## Instrução 1
Reproduza o trecho da crônica sobre os bailes de carnaval desde "O músico que" até "segundo que fosse.", inclusive.
## Instrução 2
Resuma em duas frases a crônica sobre os bailes de carnaval.
#### Trecho do texto
Crônica - Pião, piorra

Quando eu era mocinho, gostava dos bailes de carnaval do CSEC, o clube social da minha cidade. Era dos primeiros a chegar ao salão e ficava até alta madrugada, quando tudo então silenciava. Tinha uma energia danada, pulava a noite inteira, cantava, brincava com os amigos – cidade pequena, todos eram amigos.

O que me intrigava era a banda, não parava um segundo sequer; um grupo pequeno de instrumentistas e dois ou três cantores que não paravam – das onze da noite até quatro, quatro e meia da manhã, numa sequência só, sem interrupções. Foi então que percebi a tranquilidade com que dois bateristas se revezavam em meio à música sendo executada: primeiro uma baqueta passada de um para o outro, depois a segunda baqueta, um se levantando e saindo, o outro entrando; um pedal cedido de cada vez e, enfim, o outro já estava sentado e tocando a mesma bateria, sem interrupção da música, sem perda de ritmo e sem queda de qualidade.
O músico que estava cansado, com perda de rendimento, saía, dava lugar para outro. Só mesmo quem estava ali, do lado do palco, é que sabia o que estava acontecendo. E assim sucedia com os demais artistas e instrumentos; a guitarra e o contrabaixo, exemplares únicos na banda de poucos recursos, iam passando de mãos em mãos; entrava e saia cantor do mesmo microfone, sem que a banda parasse um segundo que fosse.
########
#### Material
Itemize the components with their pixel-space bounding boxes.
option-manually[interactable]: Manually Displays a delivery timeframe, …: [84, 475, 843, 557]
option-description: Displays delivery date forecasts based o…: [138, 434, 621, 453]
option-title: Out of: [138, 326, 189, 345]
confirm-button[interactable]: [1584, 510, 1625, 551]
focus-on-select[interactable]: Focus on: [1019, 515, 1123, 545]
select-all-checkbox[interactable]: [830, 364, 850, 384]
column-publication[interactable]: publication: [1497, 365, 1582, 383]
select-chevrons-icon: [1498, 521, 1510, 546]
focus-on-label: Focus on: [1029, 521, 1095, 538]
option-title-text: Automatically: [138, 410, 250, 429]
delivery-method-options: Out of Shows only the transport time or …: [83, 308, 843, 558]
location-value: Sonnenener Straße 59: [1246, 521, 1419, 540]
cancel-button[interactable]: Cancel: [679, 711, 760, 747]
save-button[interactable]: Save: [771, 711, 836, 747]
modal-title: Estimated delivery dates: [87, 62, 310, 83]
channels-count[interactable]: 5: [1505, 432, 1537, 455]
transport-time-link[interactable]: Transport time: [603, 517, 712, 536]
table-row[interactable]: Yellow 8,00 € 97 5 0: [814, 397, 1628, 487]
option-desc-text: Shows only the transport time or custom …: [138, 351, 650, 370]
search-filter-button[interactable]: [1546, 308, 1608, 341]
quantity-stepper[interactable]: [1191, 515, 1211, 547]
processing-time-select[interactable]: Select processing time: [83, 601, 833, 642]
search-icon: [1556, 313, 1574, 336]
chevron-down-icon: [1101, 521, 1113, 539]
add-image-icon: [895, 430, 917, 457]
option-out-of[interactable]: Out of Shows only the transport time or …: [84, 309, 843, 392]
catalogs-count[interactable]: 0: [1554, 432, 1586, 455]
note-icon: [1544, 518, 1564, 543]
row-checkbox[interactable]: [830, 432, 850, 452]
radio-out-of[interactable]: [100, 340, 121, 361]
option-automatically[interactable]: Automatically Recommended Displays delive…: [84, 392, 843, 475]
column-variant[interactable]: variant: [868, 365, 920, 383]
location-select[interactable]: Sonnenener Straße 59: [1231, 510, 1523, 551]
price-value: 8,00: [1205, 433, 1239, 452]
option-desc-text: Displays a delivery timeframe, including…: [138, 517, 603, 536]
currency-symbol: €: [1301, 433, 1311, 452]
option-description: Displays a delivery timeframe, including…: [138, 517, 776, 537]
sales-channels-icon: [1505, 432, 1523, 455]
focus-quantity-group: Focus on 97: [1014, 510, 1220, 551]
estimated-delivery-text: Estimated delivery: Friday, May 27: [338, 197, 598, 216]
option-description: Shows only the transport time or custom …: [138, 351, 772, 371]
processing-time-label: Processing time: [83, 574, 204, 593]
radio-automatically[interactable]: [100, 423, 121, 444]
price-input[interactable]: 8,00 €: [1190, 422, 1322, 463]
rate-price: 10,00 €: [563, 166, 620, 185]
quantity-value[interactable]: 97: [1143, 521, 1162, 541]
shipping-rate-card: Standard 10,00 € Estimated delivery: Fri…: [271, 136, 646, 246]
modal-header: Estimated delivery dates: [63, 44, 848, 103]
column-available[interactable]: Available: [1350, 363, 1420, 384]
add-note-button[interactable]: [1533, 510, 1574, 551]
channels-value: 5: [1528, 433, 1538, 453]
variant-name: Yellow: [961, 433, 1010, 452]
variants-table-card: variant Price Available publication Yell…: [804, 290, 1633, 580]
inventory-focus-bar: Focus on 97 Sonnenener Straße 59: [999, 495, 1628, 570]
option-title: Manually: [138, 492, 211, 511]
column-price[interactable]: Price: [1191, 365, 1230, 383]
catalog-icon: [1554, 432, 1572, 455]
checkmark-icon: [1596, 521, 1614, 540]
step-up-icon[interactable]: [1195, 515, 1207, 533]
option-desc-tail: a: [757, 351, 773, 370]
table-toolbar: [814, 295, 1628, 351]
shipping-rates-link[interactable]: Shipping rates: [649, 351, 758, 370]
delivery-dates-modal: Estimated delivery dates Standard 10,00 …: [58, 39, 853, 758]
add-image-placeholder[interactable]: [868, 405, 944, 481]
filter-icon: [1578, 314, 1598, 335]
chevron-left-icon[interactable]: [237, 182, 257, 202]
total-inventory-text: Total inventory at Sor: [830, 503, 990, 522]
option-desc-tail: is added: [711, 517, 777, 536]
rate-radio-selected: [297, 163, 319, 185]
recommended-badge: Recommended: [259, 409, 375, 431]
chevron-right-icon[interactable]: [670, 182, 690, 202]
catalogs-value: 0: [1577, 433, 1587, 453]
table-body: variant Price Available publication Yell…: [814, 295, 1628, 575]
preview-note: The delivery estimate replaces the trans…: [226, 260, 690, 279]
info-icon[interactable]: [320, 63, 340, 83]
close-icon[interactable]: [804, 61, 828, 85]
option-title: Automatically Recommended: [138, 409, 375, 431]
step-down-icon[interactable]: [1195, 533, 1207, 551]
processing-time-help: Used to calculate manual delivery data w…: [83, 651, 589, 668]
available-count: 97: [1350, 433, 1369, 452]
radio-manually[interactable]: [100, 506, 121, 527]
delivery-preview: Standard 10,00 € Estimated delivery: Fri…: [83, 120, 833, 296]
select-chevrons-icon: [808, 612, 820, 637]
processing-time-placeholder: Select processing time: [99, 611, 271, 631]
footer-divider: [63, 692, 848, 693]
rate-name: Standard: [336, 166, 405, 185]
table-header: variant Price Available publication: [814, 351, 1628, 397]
########
## Resposta final 1
O músico que estava cansado, com perda de rendimento, saía, dava lugar para outro. Só mesmo quem estava ali, do lado do palco, é que sabia o que estava acontecendo. E assim sucedia com os demais artistas e instrumentos; a guitarra e o contrabaixo, exemplares únicos na banda de poucos recursos, iam passando de mãos em mãos; entrava e saia cantor do mesmo microfone, sem que a banda parasse um segundo que fosse.

## Resposta final 2
Na juventude, quem narra frequentava os bailes de carnaval do CSEC, o clube social de sua cidade, e se intrigava com a banda, que tocava das onze da noite até quatro ou quatro e meia da manhã sem interrupções. Percebeu então que os músicos cansados davam lugar a outros no meio da música, passando baquetas, pedais, guitarra, contrabaixo e microfone de mão em mão, sem perda de ritmo nem queda de qualidade.